◆ **EXERCISE GOAL**:
Which lines of the records contain "close"? Collect every one of them.

## begin

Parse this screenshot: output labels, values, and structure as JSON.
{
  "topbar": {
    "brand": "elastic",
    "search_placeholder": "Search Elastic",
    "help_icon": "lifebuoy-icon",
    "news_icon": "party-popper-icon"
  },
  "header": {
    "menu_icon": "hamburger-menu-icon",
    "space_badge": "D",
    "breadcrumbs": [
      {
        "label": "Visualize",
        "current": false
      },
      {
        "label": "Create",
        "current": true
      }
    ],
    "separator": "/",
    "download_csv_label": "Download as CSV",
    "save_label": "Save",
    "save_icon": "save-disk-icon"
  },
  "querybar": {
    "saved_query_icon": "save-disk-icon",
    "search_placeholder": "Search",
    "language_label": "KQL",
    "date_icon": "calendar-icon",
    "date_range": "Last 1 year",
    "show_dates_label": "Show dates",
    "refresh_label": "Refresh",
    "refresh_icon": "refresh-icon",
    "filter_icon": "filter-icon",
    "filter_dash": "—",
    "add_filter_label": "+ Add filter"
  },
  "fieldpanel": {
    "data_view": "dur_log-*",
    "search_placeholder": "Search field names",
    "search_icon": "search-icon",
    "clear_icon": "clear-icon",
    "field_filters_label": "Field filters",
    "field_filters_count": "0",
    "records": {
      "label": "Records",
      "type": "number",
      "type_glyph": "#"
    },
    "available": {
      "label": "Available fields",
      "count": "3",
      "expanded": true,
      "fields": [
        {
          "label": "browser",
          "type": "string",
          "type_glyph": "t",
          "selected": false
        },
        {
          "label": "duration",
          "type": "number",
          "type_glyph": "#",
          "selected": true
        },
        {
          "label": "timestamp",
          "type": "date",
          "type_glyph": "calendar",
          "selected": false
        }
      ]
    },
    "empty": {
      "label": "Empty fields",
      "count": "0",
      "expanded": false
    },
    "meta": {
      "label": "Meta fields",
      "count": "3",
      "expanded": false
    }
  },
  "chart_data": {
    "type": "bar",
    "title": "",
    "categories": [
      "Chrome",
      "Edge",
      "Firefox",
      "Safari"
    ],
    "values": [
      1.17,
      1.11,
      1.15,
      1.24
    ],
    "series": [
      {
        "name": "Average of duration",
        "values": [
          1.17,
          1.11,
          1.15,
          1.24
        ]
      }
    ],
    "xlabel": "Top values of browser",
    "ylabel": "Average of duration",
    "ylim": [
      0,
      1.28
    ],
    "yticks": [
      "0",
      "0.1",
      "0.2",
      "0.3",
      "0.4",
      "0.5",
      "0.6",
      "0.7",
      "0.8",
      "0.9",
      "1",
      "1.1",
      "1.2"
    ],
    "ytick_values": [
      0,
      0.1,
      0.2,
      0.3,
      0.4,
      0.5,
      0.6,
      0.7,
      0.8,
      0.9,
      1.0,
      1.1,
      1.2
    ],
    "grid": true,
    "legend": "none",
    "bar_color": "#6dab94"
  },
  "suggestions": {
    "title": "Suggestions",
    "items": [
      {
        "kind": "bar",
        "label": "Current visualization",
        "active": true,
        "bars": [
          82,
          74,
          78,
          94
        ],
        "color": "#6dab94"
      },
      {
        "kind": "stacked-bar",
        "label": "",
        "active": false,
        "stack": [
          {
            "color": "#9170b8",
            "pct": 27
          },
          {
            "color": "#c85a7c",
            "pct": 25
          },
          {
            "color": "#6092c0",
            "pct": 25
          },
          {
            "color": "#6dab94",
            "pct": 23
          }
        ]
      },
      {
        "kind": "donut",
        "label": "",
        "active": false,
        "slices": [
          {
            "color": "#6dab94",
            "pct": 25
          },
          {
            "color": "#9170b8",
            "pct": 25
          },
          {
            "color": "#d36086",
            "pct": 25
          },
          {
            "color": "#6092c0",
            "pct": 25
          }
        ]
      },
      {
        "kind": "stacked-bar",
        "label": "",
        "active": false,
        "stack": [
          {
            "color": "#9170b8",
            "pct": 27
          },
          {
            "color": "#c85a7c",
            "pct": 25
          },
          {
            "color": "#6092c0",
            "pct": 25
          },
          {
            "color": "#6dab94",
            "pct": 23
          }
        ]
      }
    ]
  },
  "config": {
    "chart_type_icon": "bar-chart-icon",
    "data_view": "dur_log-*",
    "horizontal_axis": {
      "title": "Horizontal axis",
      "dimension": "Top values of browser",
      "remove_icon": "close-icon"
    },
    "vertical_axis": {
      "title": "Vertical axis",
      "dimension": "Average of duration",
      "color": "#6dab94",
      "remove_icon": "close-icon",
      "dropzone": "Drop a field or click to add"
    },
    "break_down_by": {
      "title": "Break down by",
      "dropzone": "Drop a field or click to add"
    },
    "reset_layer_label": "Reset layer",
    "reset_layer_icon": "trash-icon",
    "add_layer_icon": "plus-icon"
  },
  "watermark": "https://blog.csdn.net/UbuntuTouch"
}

## end

◆ **RESULT FOR THIS TASK**:
      "remove_icon": "close-icon"
      "remove_icon": "close-icon",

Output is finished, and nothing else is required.